EXERCISE:
Output the records exactly as they appear, with no pictures included.

GIVEN RECORDS:
-- START --
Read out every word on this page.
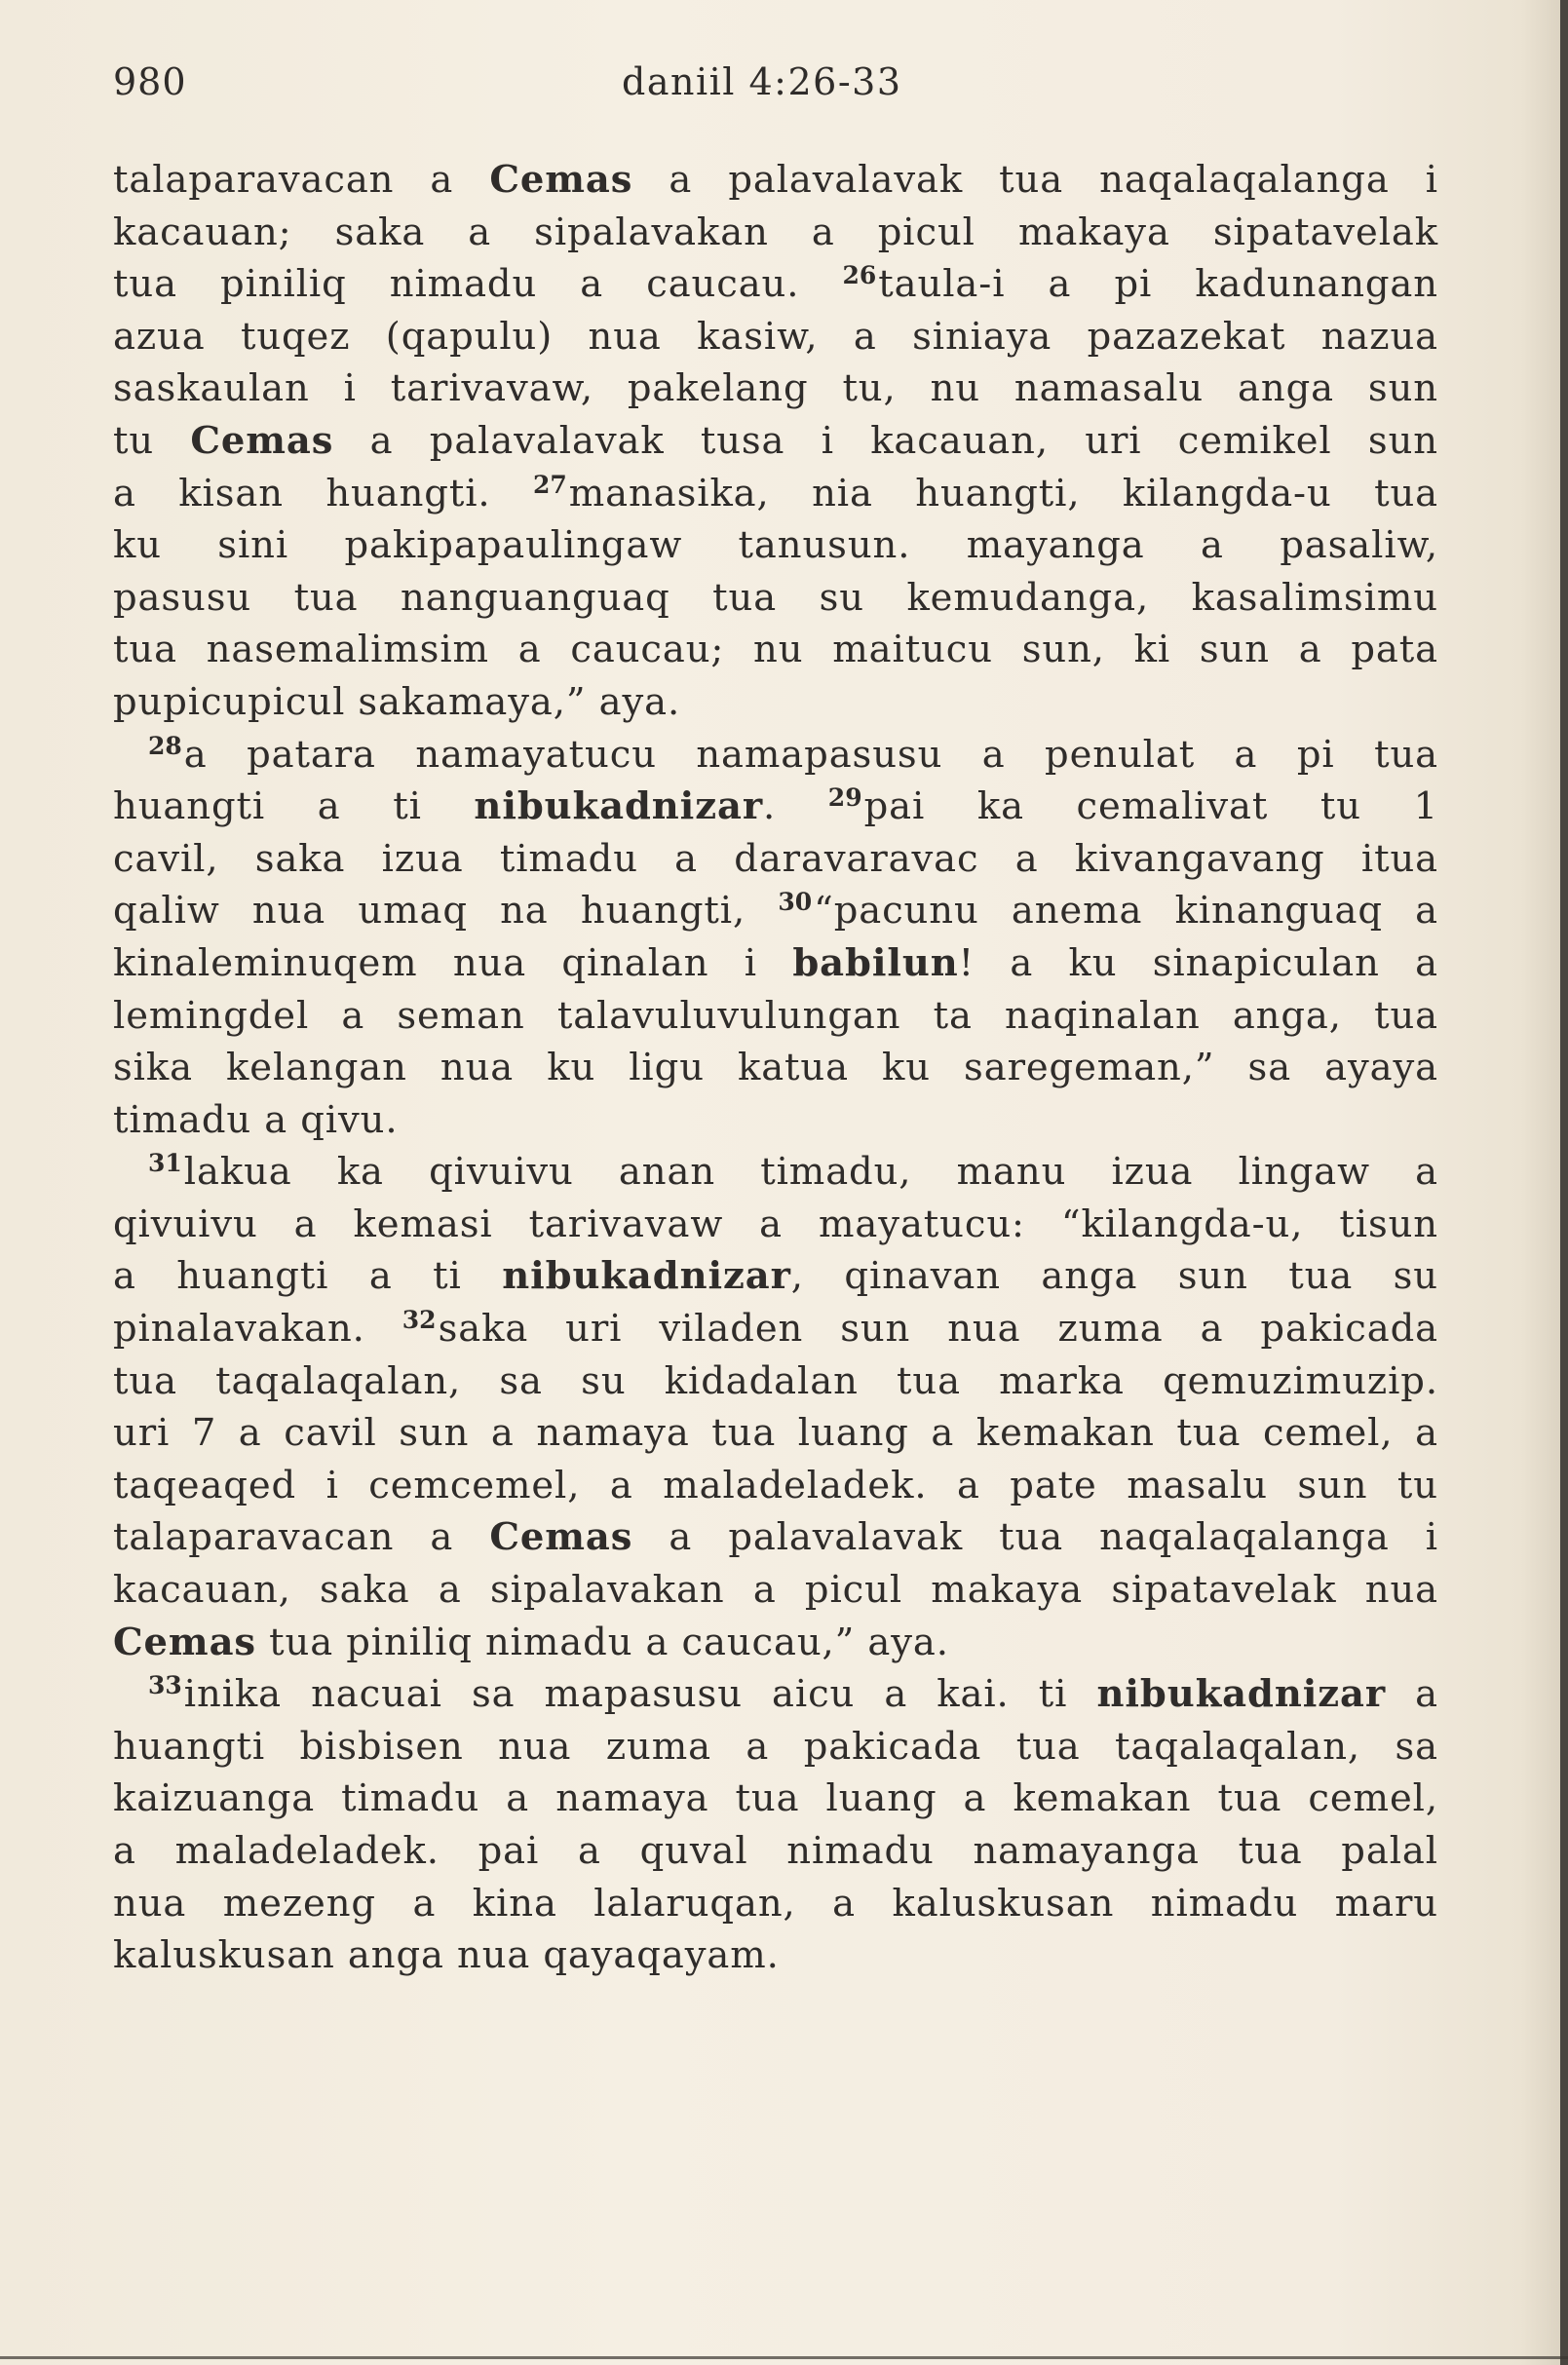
980	daniil 4:26-33
talaparavacan a Cemas a palavalavak tua naqalaqalanga i
kacauan; saka a sipalavakan a picul makaya sipatavelak
tua piniliq nimadu a caucau. $^{26}$taula-i a pi kadunangan
azua tuqez (qapulu) nua kasiw, a siniaya pazazekat nazua
saskaulan i tarivavaw, pakelang tu, nu namasalu anga sun
tu Cemas a palavalavak tusa i kacauan, uri cemikel sun
a kisan huangti. $^{27}$manasika, nia huangti, kilangda-u tua
ku sini pakipapaulingaw tanusun. mayanga a pasaliw,
pasusu tua nanguanguaq tua su kemudanga, kasalimsimu
tua nasemalimsim a caucau; nu maitucu sun, ki sun a pata
pupicupicul sakamaya,” aya.
$^{28}$a patara namayatucu namapasusu a penulat a pi tua
huangti a ti nibukadnizar. $^{29}$pai ka cemalivat tu 1
cavil, saka izua timadu a daravaravac a kivangavang itua
qaliw nua umaq na huangti, $^{30}$“pacunu anema kinanguaq a
kinaleminuqem nua qinalan i babilun! a ku sinapiculan a
lemingdel a seman talavuluvulungan ta naqinalan anga, tua
sika kelangan nua ku ligu katua ku saregeman,” sa ayaya
timadu a qivu.
$^{31}$lakua ka qivuivu anan timadu, manu izua lingaw a
qivuivu a kemasi tarivavaw a mayatucu: “kilangda-u, tisun
a huangti a ti nibukadnizar, qinavan anga sun tua su
pinalavakan. $^{32}$saka uri viladen sun nua zuma a pakicada
tua taqalaqalan, sa su kidadalan tua marka qemuzimuzip.
uri 7 a cavil sun a namaya tua luang a kemakan tua cemel, a
taqeaqed i cemcemel, a maladeladek. a pate masalu sun tu
talaparavacan a Cemas a palavalavak tua naqalaqalanga i
kacauan, saka a sipalavakan a picul makaya sipatavelak nua
Cemas tua piniliq nimadu a caucau,” aya.
$^{33}$inika nacuai sa mapasusu aicu a kai. ti nibukadnizar a
huangti bisbisen nua zuma a pakicada tua taqalaqalan, sa
kaizuanga timadu a namaya tua luang a kemakan tua cemel,
a maladeladek. pai a quval nimadu namayanga tua palal
nua mezeng a kina lalaruqan, a kaluskusan nimadu maru
kaluskusan anga nua qayaqayam.
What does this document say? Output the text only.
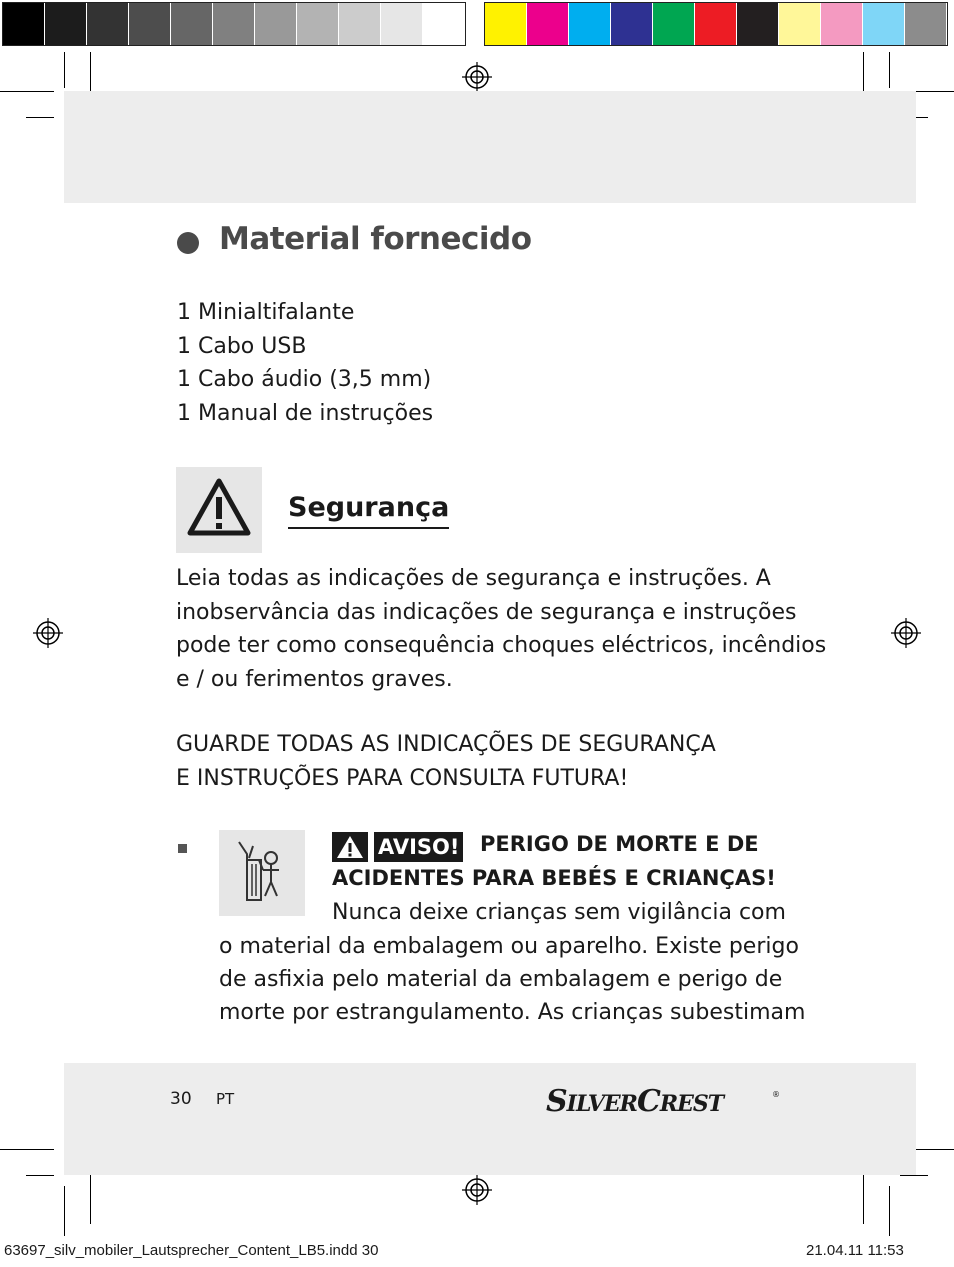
Material fornecido
1 Minialtifalante
1 Cabo USB
1 Cabo áudio (3,5 mm)
1 Manual de instruções
Segurança
Leia todas as indicações de segurança e instruções. A
inobservância das indicações de segurança e instruções
pode ter como consequência choques eléctricos, incêndios
e / ou ferimentos graves.
GUARDE TODAS AS INDICAÇÕES DE SEGURANÇA
E INSTRUÇÕES PARA CONSULTA FUTURA!
AVISO! PERIGO DE MORTE E DE
ACIDENTES PARA BEBÉS E CRIANÇAS!
Nunca deixe crianças sem vigilância com
o material da embalagem ou aparelho. Existe perigo
de asfixia pelo material da embalagem e perigo de
morte por estrangulamento. As crianças subestimam
30 PT	SILVERCREST	®
63697_silv_mobiler_Lautsprecher_Content_LB5.indd 30	21.04.11 11:53
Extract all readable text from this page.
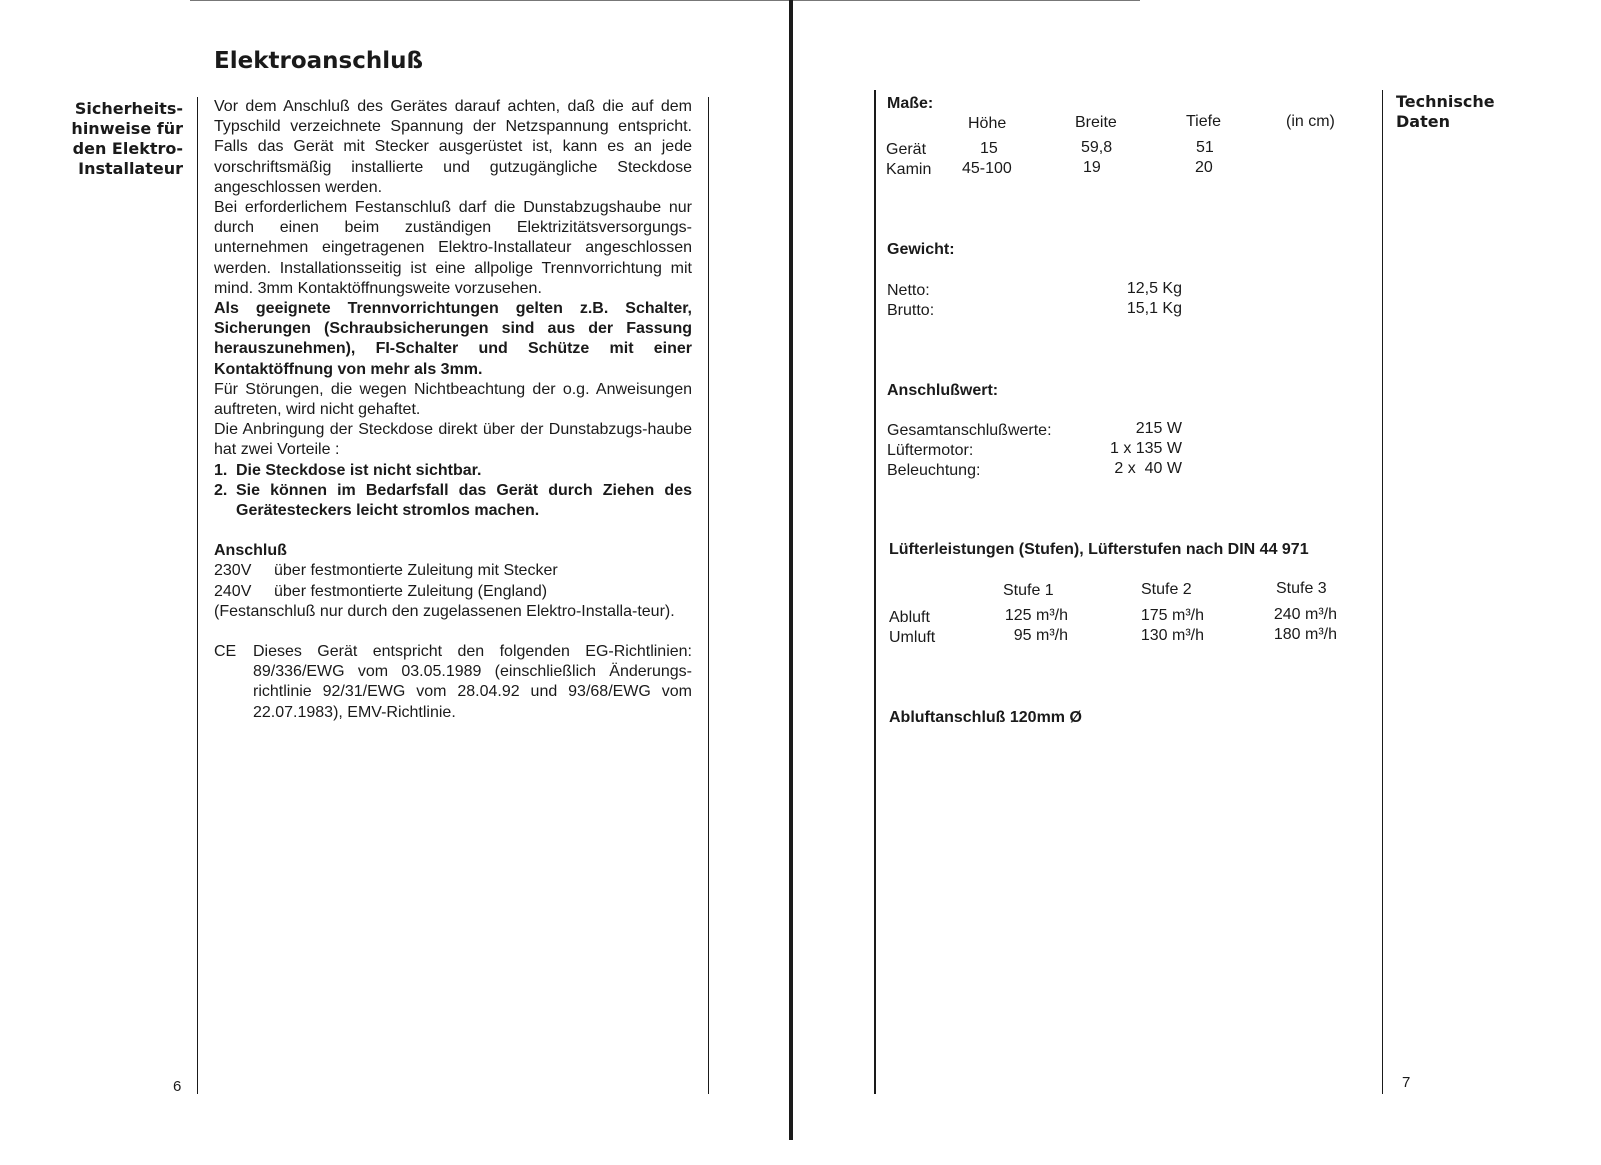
Sicherheits-
hinweise für
den Elektro-
Installateur
Elektroanschluß

Vor dem Anschluß des Gerätes darauf achten, daß die auf dem Typschild verzeichnete Spannung der Netzspannung entspricht. Falls das Gerät mit Stecker ausgerüstet ist, kann es an jede vorschriftsmäßig installierte und gutzugängliche Steckdose angeschlossen werden.

Bei erforderlichem Festanschluß darf die Dunstabzugshaube nur durch einen beim zuständigen Elektrizitätsversorgungs-unternehmen eingetragenen Elektro-Installateur angeschlossen werden. Installationsseitig ist eine allpolige Trennvorrichtung mit mind. 3mm Kontaktöffnungsweite vorzusehen.

Als geeignete Trennvorrichtungen gelten z.B. Schalter, Sicherungen (Schraubsicherungen sind aus der Fassung herauszunehmen), FI-Schalter und Schütze mit einer Kontaktöffnung von mehr als 3mm.

Für Störungen, die wegen Nichtbeachtung der o.g. Anweisungen auftreten, wird nicht gehaftet.

Die Anbringung der Steckdose direkt über der Dunstabzugs-haube hat zwei Vorteile :

1. Die Steckdose ist nicht sichtbar.
2. Sie können im Bedarfsfall das Gerät durch Ziehen des Gerätesteckers leicht stromlos machen.
Anschluß
230V	über festmontierte Zuleitung mit Stecker
240V	über festmontierte Zuleitung (England)

(Festanschluß nur durch den zugelassenen Elektro-Installa-teur).

CE	Dieses Gerät entspricht den folgenden EG-Richtlinien: 89/336/EWG vom 03.05.1989 (einschließlich Änderungs-richtlinie 92/31/EWG vom 28.04.92 und 93/68/EWG vom 22.07.1983), EMV-Richtlinie.
6
Maße:
Höhe	Breite	Tiefe	(in cm)
Gerät	15	59,8	51
Kamin 45-100	19	20
Gewicht:
Netto:	12,5 Kg
Brutto:	15,1 Kg
Anschlußwert:
Gesamtanschlußwerte:	215 W
Lüftermotor:	1 x 135 W
Beleuchtung:	2 x  40 W
Lüfterleistungen (Stufen), Lüfterstufen nach DIN 44 971
Stufe 1	Stufe 2	Stufe 3
Abluft	125 m³/h	175 m³/h	240 m³/h
Umluft	95 m³/h	130 m³/h	180 m³/h
Abluftanschluß 120mm Ø
Technische
Daten
7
-- END --
SOLUTION TO THIS PROBLEM:
Read out every word on this page.
980	daniil 4:26-33
talaparavacan a Cemas a palavalavak tua naqalaqalanga i
kacauan; saka a sipalavakan a picul makaya sipatavelak
tua piniliq nimadu a caucau. $^{26}$taula-i a pi kadunangan
azua tuqez (qapulu) nua kasiw, a siniaya pazazekat nazua
saskaulan i tarivavaw, pakelang tu, nu namasalu anga sun
tu Cemas a palavalavak tusa i kacauan, uri cemikel sun
a kisan huangti. $^{27}$manasika, nia huangti, kilangda-u tua
ku sini pakipapaulingaw tanusun. mayanga a pasaliw,
pasusu tua nanguanguaq tua su kemudanga, kasalimsimu
tua nasemalimsim a caucau; nu maitucu sun, ki sun a pata
pupicupicul sakamaya,” aya.
$^{28}$a patara namayatucu namapasusu a penulat a pi tua
huangti a ti nibukadnizar. $^{29}$pai ka cemalivat tu 1
cavil, saka izua timadu a daravaravac a kivangavang itua
qaliw nua umaq na huangti, $^{30}$“pacunu anema kinanguaq a
kinaleminuqem nua qinalan i babilun! a ku sinapiculan a
lemingdel a seman talavuluvulungan ta naqinalan anga, tua
sika kelangan nua ku ligu katua ku saregeman,” sa ayaya
timadu a qivu.
$^{31}$lakua ka qivuivu anan timadu, manu izua lingaw a
qivuivu a kemasi tarivavaw a mayatucu: “kilangda-u, tisun
a huangti a ti nibukadnizar, qinavan anga sun tua su
pinalavakan. $^{32}$saka uri viladen sun nua zuma a pakicada
tua taqalaqalan, sa su kidadalan tua marka qemuzimuzip.
uri 7 a cavil sun a namaya tua luang a kemakan tua cemel, a
taqeaqed i cemcemel, a maladeladek. a pate masalu sun tu
talaparavacan a Cemas a palavalavak tua naqalaqalanga i
kacauan, saka a sipalavakan a picul makaya sipatavelak nua
Cemas tua piniliq nimadu a caucau,” aya.
$^{33}$inika nacuai sa mapasusu aicu a kai. ti nibukadnizar a
huangti bisbisen nua zuma a pakicada tua taqalaqalan, sa
kaizuanga timadu a namaya tua luang a kemakan tua cemel,
a maladeladek. pai a quval nimadu namayanga tua palal
nua mezeng a kina lalaruqan, a kaluskusan nimadu maru
kaluskusan anga nua qayaqayam.
What does this document say? Output the text only.
Material fornecido
1 Minialtifalante
1 Cabo USB
1 Cabo áudio (3,5 mm)
1 Manual de instruções
Segurança
Leia todas as indicações de segurança e instruções. A
inobservância das indicações de segurança e instruções
pode ter como consequência choques eléctricos, incêndios
e / ou ferimentos graves.
GUARDE TODAS AS INDICAÇÕES DE SEGURANÇA
E INSTRUÇÕES PARA CONSULTA FUTURA!
AVISO! PERIGO DE MORTE E DE
ACIDENTES PARA BEBÉS E CRIANÇAS!
Nunca deixe crianças sem vigilância com
o material da embalagem ou aparelho. Existe perigo
de asfixia pelo material da embalagem e perigo de
morte por estrangulamento. As crianças subestimam
30 PT	SILVERCREST	®
63697_silv_mobiler_Lautsprecher_Content_LB5.indd 30	21.04.11 11:53
Extract all readable text from this page.
Sicherheits-
hinweise für
den Elektro-
Installateur
Elektroanschluß

Vor dem Anschluß des Gerätes darauf achten, daß die auf dem Typschild verzeichnete Spannung der Netzspannung entspricht. Falls das Gerät mit Stecker ausgerüstet ist, kann es an jede vorschriftsmäßig installierte und gutzugängliche Steckdose angeschlossen werden.

Bei erforderlichem Festanschluß darf die Dunstabzugshaube nur durch einen beim zuständigen Elektrizitätsversorgungs-unternehmen eingetragenen Elektro-Installateur angeschlossen werden. Installationsseitig ist eine allpolige Trennvorrichtung mit mind. 3mm Kontaktöffnungsweite vorzusehen.

Als geeignete Trennvorrichtungen gelten z.B. Schalter, Sicherungen (Schraubsicherungen sind aus der Fassung herauszunehmen), FI-Schalter und Schütze mit einer Kontaktöffnung von mehr als 3mm.

Für Störungen, die wegen Nichtbeachtung der o.g. Anweisungen auftreten, wird nicht gehaftet.

Die Anbringung der Steckdose direkt über der Dunstabzugs-haube hat zwei Vorteile :

1. Die Steckdose ist nicht sichtbar.
2. Sie können im Bedarfsfall das Gerät durch Ziehen des Gerätesteckers leicht stromlos machen.
Anschluß
230V	über festmontierte Zuleitung mit Stecker
240V	über festmontierte Zuleitung (England)

(Festanschluß nur durch den zugelassenen Elektro-Installa-teur).

CE	Dieses Gerät entspricht den folgenden EG-Richtlinien: 89/336/EWG vom 03.05.1989 (einschließlich Änderungs-richtlinie 92/31/EWG vom 28.04.92 und 93/68/EWG vom 22.07.1983), EMV-Richtlinie.
6
Maße:
Höhe	Breite	Tiefe	(in cm)
Gerät	15	59,8	51
Kamin 45-100	19	20
Gewicht:
Netto:	12,5 Kg
Brutto:	15,1 Kg
Anschlußwert:
Gesamtanschlußwerte:	215 W
Lüftermotor:	1 x 135 W
Beleuchtung:	2 x  40 W
Lüfterleistungen (Stufen), Lüfterstufen nach DIN 44 971
Stufe 1	Stufe 2	Stufe 3
Abluft	125 m³/h	175 m³/h	240 m³/h
Umluft	95 m³/h	130 m³/h	180 m³/h
Abluftanschluß 120mm Ø
Technische
Daten
7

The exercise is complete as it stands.